Copy the rows below word for word, starting at the line that contains "234, 1897, 272]" and stopping after the line that contains "1040, 1315, 1064]".

Element location listings:
---

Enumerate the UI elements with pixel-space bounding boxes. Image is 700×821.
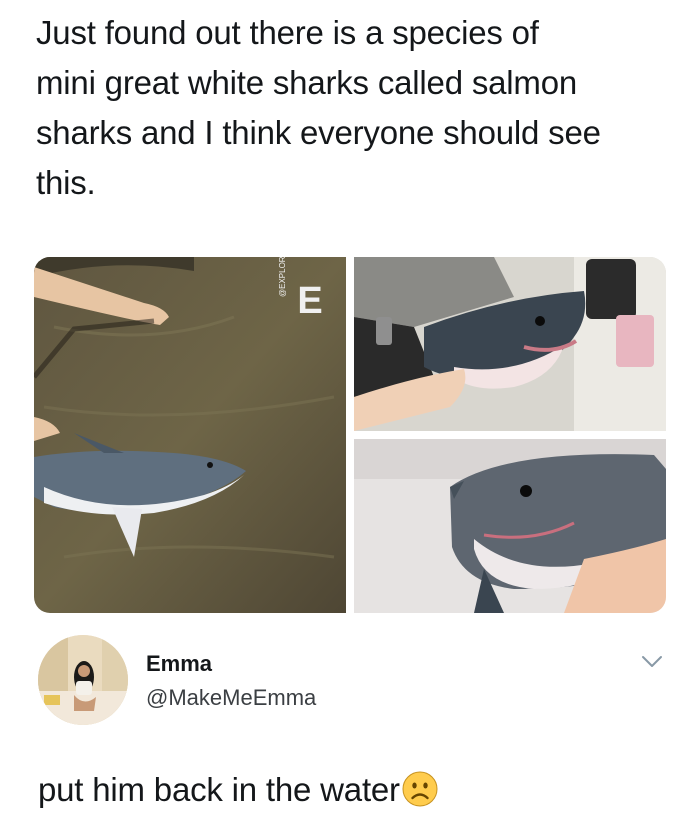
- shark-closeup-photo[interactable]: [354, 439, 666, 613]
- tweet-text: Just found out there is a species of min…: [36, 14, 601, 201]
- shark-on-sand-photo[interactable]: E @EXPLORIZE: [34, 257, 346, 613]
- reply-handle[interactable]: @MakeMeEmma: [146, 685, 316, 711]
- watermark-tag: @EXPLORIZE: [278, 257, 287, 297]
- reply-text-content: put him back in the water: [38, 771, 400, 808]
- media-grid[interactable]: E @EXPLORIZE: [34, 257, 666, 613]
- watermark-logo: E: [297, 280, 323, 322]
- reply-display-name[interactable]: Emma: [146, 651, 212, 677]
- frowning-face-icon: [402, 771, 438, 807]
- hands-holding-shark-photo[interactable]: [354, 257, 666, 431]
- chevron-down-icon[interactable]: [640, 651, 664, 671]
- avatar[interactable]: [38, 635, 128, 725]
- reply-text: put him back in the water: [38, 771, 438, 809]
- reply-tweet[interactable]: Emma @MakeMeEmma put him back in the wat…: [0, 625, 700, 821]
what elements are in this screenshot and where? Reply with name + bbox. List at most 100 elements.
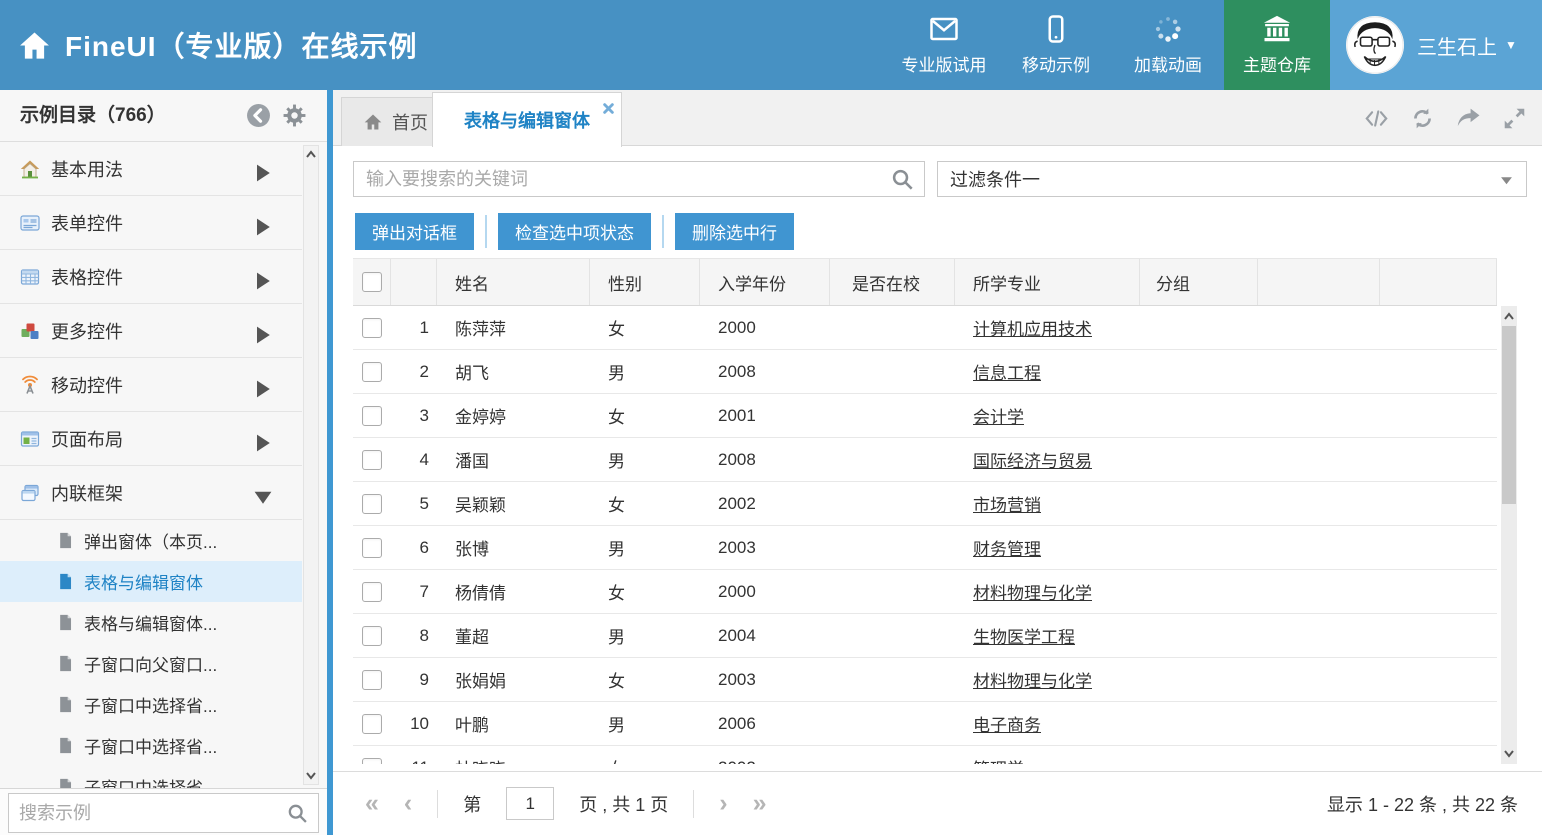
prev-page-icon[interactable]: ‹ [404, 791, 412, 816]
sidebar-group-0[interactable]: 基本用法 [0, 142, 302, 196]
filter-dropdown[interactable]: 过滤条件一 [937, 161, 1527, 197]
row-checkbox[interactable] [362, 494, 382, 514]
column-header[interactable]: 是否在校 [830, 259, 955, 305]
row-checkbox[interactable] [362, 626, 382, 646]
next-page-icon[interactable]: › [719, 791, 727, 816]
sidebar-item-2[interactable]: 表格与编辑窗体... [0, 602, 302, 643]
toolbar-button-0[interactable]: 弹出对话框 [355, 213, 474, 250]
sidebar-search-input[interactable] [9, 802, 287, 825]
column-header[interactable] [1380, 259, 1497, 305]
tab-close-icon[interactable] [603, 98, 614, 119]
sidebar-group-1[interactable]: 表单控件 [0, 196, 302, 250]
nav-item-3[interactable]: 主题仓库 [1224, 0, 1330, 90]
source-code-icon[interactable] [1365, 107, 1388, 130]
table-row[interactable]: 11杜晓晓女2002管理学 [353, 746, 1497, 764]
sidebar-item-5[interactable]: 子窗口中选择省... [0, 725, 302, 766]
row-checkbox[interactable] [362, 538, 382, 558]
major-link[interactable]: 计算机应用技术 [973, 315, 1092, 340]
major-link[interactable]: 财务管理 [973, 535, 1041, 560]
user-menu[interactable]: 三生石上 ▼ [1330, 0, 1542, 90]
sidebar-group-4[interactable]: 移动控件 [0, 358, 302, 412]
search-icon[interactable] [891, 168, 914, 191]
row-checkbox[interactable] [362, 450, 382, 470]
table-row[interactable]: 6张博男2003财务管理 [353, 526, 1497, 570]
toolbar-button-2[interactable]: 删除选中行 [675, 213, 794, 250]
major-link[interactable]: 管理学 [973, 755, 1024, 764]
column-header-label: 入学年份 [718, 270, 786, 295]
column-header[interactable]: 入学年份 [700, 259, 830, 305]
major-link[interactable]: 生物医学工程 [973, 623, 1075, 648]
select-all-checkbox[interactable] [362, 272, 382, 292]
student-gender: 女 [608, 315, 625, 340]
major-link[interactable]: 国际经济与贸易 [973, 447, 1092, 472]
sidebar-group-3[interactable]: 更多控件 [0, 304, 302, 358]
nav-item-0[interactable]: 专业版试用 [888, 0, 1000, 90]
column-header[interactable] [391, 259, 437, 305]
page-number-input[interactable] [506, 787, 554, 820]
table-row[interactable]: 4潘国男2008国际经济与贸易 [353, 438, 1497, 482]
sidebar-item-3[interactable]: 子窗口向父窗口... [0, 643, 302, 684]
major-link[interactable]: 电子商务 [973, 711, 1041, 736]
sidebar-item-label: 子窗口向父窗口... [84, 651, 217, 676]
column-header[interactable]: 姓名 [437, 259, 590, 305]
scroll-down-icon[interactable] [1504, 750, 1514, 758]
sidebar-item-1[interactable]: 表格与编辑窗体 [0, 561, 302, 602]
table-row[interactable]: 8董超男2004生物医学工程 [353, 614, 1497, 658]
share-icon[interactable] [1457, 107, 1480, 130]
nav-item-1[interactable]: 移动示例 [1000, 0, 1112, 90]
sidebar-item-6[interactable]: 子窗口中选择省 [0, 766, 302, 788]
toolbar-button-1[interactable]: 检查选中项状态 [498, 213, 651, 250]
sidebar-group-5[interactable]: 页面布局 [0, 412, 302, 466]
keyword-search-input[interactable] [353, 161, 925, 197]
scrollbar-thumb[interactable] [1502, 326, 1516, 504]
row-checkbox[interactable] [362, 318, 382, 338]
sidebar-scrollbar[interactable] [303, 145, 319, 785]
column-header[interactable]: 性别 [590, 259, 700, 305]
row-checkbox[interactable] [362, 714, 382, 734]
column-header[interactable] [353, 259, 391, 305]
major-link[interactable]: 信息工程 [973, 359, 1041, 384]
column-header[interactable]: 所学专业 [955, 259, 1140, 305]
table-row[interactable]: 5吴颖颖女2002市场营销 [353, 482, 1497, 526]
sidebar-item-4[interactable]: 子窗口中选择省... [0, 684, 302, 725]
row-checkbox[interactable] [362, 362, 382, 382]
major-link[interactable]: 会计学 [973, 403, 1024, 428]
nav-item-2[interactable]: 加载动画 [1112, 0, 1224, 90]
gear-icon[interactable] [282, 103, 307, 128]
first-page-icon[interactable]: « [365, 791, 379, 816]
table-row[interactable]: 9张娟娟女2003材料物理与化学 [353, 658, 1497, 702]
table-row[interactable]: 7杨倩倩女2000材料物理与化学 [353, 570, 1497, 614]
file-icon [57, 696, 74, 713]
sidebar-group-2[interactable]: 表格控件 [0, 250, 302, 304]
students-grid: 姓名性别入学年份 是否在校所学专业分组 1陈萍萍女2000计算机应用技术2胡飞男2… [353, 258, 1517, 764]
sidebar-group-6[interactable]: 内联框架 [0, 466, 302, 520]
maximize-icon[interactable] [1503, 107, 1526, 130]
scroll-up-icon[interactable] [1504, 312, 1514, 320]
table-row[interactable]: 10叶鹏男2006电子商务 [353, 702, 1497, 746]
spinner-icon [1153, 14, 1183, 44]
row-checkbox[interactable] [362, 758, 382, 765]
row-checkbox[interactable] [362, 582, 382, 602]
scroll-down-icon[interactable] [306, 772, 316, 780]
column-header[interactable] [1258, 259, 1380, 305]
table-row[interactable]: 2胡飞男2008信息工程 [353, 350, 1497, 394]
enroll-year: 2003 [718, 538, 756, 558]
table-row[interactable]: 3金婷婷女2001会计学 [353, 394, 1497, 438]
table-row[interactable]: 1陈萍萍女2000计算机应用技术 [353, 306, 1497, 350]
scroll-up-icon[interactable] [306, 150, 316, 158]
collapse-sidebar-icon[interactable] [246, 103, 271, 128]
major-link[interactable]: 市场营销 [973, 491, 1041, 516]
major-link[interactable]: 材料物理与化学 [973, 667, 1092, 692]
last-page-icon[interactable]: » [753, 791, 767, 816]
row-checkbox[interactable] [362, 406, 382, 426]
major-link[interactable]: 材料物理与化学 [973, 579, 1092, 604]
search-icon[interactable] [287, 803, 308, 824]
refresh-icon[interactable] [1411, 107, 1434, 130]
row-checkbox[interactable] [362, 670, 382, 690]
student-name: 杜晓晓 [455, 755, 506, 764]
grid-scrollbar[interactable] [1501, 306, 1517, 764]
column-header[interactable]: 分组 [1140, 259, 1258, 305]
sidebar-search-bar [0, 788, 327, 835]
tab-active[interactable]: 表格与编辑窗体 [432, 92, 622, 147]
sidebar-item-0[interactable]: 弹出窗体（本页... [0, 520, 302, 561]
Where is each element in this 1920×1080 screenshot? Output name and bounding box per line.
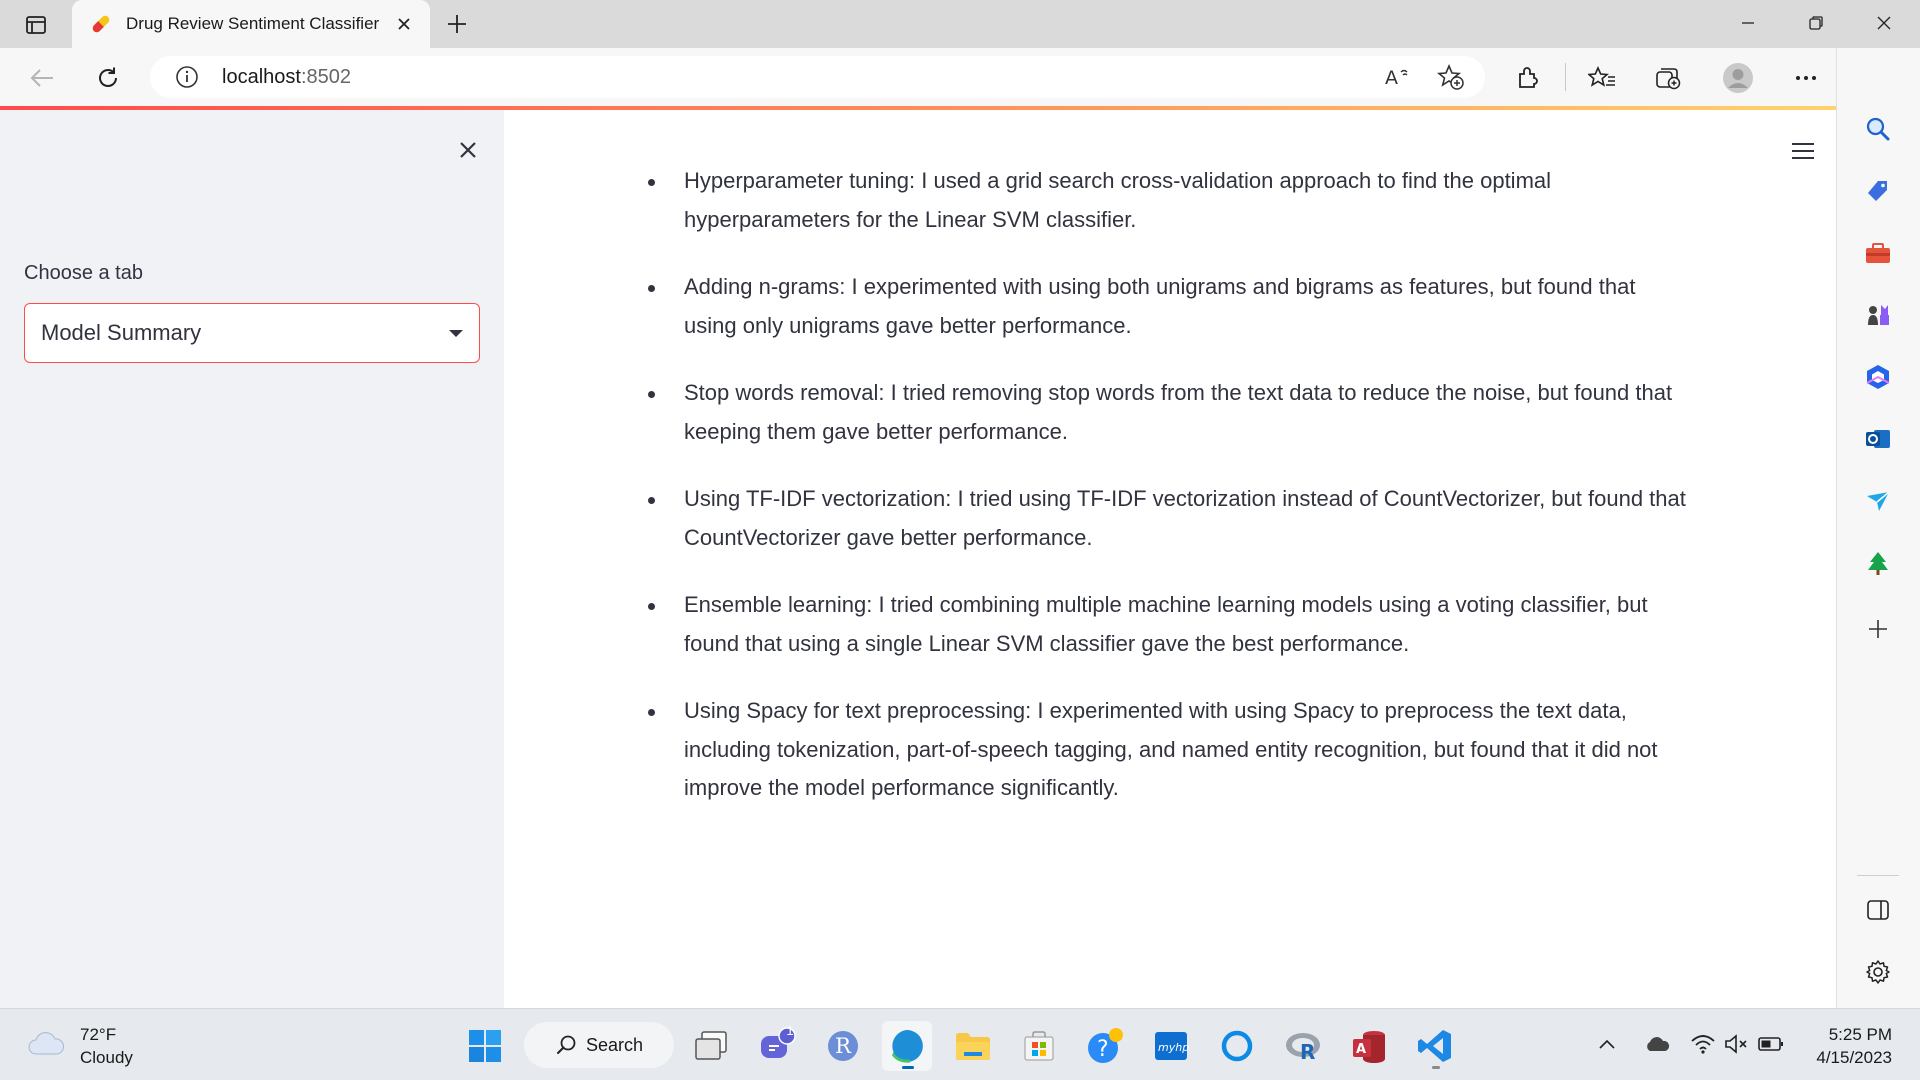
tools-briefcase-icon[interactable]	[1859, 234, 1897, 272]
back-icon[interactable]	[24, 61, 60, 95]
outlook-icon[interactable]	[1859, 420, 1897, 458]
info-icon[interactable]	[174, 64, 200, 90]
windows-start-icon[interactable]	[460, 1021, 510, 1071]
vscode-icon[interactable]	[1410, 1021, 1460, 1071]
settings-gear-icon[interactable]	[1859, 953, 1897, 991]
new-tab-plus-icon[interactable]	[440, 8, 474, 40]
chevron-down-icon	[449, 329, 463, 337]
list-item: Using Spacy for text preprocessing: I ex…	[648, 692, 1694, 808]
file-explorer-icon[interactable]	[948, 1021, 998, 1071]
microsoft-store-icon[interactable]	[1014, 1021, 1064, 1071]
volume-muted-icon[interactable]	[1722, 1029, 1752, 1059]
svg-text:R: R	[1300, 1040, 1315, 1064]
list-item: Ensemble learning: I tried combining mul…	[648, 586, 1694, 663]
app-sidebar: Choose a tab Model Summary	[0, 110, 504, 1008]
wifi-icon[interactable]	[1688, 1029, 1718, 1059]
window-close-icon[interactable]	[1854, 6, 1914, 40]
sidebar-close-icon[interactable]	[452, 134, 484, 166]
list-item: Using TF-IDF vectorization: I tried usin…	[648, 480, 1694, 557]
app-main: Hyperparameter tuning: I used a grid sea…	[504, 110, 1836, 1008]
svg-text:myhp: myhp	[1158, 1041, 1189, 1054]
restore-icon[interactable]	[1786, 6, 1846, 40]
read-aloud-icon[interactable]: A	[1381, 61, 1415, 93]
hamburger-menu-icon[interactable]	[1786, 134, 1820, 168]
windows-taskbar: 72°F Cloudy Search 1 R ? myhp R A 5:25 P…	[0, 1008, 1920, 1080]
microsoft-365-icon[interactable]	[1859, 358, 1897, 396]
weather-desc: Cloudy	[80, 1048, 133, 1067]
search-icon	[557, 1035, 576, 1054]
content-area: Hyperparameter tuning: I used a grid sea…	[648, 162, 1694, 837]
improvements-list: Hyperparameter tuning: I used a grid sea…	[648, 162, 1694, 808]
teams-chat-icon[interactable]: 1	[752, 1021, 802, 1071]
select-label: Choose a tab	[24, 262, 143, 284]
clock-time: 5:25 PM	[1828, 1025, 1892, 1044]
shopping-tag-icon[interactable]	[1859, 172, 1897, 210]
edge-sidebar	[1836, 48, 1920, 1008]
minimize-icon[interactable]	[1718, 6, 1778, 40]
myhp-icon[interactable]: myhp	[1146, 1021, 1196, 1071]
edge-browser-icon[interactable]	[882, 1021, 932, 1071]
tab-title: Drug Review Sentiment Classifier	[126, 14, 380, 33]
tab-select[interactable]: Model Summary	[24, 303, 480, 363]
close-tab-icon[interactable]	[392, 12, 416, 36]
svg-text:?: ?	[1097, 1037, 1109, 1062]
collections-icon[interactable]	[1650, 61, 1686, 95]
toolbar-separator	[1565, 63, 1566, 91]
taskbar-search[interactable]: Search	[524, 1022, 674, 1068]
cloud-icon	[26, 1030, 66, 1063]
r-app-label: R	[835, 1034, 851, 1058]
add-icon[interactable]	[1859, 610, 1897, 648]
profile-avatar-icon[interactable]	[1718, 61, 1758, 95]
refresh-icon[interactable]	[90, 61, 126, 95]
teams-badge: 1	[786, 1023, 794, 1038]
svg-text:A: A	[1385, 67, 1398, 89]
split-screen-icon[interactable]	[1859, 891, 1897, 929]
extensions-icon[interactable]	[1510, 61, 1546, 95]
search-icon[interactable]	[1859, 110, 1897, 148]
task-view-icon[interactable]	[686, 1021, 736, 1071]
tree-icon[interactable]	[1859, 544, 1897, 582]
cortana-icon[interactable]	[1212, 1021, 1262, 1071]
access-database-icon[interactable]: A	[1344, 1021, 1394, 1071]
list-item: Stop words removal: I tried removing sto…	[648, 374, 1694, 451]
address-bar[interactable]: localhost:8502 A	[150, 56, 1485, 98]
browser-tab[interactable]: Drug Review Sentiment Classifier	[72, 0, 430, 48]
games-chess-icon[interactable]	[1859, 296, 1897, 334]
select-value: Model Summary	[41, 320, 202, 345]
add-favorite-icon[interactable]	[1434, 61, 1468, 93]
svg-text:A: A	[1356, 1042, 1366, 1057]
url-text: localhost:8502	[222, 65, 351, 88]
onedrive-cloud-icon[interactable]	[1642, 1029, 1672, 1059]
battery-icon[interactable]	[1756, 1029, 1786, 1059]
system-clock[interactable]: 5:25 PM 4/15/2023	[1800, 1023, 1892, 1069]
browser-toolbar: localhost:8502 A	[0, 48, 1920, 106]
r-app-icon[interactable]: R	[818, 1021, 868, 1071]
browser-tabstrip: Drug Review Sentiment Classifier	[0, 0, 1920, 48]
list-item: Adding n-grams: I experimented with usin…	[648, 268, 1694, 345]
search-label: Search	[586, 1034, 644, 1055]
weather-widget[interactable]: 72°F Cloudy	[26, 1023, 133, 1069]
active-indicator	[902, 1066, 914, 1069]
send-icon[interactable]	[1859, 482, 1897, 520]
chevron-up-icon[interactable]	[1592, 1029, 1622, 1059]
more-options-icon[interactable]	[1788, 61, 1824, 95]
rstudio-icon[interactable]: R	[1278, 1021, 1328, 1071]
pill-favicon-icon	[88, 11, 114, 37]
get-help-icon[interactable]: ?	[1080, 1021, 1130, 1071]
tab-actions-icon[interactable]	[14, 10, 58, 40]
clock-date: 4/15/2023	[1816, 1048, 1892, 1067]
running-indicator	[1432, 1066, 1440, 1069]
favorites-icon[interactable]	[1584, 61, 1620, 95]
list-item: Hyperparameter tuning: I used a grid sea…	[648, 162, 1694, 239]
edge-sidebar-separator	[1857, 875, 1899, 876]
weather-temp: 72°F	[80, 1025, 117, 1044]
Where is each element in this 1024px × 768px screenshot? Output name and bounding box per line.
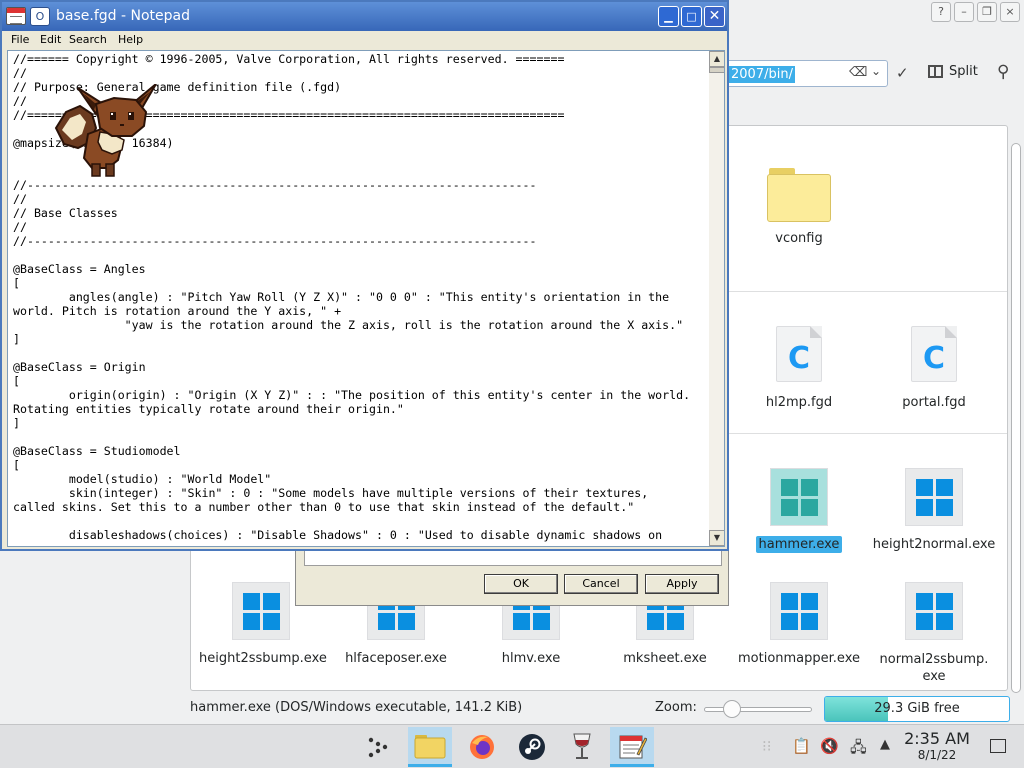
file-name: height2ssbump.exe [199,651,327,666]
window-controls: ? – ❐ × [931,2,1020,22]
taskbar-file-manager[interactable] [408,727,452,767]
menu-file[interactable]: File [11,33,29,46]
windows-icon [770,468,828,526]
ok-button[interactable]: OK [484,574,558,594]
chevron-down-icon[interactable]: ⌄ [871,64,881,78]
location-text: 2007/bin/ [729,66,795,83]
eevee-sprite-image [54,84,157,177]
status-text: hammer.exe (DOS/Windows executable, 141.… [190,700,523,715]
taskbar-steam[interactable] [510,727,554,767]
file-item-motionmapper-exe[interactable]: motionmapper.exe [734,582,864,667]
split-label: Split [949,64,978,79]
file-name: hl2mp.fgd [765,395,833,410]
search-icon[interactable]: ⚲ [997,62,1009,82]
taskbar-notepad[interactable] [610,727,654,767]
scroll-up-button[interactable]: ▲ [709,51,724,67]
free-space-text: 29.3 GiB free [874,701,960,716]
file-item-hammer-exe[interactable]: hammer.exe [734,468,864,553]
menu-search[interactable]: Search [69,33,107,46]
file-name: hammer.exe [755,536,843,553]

---

Output for this exercise:
tools-briefcase-icon[interactable]	[1859, 234, 1897, 272]
back-icon[interactable]	[24, 61, 60, 95]
outlook-icon[interactable]	[1859, 420, 1897, 458]
info-icon[interactable]	[174, 64, 200, 90]
windows-start-icon[interactable]	[460, 1021, 510, 1071]
vscode-icon[interactable]	[1410, 1021, 1460, 1071]
settings-gear-icon[interactable]	[1859, 953, 1897, 991]
new-tab-plus-icon[interactable]	[440, 8, 474, 40]
chevron-down-icon	[449, 329, 463, 337]
list-item: Using Spacy for text preprocessing: I ex…	[648, 692, 1694, 808]
file-explorer-icon[interactable]	[948, 1021, 998, 1071]
microsoft-store-icon[interactable]	[1014, 1021, 1064, 1071]
volume-muted-icon[interactable]	[1722, 1029, 1752, 1059]
svg-text:R: R	[1300, 1040, 1315, 1064]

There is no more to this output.